» **EXTRACTED ENTRIES**:

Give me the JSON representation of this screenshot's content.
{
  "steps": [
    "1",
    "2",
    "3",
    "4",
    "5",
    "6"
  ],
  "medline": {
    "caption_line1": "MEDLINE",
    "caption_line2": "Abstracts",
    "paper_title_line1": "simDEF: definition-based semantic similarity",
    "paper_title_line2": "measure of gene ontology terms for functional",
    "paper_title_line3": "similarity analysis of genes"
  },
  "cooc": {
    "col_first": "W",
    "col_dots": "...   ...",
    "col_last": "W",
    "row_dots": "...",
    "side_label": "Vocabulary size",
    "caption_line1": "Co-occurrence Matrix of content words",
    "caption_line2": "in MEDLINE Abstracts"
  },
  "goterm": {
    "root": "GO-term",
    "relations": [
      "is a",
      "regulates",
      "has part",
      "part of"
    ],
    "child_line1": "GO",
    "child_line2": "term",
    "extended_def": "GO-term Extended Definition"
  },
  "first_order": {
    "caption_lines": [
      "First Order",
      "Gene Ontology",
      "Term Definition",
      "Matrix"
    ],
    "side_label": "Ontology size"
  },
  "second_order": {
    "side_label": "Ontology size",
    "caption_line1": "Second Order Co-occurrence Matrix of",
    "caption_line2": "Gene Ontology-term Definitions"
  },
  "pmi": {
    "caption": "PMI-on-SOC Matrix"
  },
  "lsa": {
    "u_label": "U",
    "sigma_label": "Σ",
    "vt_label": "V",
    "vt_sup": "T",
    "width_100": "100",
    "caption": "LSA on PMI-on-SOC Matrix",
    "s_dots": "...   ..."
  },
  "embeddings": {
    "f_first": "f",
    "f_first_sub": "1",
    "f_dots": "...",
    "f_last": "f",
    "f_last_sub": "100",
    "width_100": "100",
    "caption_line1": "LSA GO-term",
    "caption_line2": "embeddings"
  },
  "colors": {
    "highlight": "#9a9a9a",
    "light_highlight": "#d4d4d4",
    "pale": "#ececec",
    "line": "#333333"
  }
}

---

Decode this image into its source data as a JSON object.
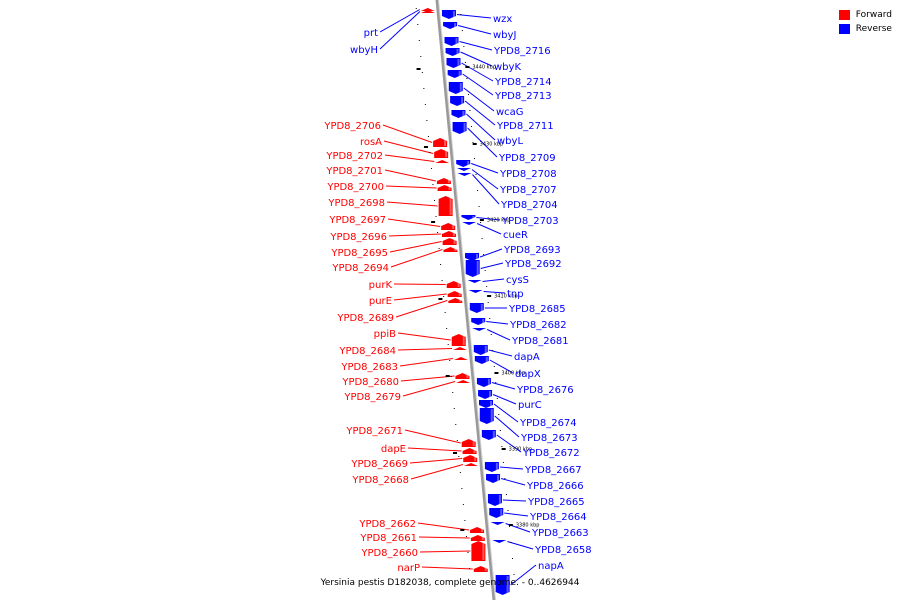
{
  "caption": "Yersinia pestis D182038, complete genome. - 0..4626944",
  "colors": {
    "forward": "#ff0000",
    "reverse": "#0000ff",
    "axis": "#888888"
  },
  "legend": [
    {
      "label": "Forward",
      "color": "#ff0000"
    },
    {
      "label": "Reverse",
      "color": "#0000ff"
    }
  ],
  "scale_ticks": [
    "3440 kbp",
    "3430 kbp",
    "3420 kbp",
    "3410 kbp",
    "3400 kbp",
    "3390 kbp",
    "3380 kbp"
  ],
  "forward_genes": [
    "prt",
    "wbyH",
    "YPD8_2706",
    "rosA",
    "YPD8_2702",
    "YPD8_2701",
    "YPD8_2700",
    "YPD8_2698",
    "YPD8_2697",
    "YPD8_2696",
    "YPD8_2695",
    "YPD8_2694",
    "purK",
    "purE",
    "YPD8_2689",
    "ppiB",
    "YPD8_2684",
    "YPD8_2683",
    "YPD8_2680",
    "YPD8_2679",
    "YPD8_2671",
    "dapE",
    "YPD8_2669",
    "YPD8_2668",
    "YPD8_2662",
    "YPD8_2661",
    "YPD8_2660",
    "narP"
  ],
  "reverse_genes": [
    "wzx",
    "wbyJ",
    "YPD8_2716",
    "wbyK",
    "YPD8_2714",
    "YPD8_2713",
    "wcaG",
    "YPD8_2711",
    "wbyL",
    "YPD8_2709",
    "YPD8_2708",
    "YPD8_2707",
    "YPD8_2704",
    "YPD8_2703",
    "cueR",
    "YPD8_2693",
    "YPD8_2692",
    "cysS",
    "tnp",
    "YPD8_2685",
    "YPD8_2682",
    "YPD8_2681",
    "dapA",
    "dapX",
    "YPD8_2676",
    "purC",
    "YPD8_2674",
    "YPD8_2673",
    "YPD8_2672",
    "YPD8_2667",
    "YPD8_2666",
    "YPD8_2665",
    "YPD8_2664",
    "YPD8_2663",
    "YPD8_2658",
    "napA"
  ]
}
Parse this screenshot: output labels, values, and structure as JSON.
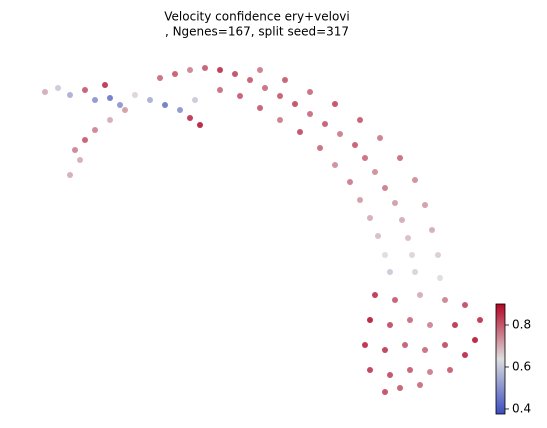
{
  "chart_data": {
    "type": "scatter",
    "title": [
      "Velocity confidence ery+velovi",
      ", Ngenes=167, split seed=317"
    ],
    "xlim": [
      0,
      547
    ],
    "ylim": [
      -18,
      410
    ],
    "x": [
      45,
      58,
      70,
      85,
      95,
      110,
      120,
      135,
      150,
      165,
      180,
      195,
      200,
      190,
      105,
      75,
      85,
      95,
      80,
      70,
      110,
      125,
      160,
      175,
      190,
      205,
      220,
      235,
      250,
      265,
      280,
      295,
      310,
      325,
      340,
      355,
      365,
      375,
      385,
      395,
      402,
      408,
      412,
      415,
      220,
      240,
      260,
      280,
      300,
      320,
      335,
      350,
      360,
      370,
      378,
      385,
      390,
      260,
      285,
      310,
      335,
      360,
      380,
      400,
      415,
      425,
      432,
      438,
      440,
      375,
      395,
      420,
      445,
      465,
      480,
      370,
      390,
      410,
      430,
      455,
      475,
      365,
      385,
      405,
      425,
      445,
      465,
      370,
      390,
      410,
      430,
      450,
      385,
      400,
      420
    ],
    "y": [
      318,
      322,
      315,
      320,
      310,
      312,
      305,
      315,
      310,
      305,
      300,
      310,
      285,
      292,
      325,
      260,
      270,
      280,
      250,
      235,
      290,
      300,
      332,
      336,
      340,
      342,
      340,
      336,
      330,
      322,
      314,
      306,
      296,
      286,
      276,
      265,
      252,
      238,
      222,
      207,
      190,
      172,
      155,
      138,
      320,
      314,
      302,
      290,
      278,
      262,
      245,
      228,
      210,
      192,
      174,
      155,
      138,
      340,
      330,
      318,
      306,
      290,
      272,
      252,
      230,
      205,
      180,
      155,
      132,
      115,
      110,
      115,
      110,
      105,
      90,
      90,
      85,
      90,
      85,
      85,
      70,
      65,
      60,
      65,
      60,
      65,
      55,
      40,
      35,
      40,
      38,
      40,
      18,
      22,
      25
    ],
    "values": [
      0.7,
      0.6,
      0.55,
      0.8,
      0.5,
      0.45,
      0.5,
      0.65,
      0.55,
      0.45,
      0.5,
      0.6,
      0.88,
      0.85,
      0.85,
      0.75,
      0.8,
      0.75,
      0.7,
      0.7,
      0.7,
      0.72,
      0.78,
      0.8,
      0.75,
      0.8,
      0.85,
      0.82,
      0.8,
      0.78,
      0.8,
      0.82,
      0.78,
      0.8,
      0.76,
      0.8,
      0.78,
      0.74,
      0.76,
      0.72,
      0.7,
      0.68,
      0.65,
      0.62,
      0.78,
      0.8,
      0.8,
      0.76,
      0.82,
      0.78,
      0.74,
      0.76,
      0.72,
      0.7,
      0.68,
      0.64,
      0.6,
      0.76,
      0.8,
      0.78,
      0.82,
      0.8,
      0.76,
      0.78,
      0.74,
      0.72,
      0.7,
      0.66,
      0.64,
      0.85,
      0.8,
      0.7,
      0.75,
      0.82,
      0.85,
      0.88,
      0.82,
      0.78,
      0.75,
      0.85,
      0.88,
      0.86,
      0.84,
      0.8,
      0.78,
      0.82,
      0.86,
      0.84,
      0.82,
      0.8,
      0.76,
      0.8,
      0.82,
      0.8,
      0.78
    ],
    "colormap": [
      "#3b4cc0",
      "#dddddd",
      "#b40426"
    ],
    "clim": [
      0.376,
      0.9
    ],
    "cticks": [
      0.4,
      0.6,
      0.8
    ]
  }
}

» **TASK TO COMPLETE**:
From the entries above, tally the lines that contain the string "Matrix". Report the total and nothing more.

» **REPLY**:
5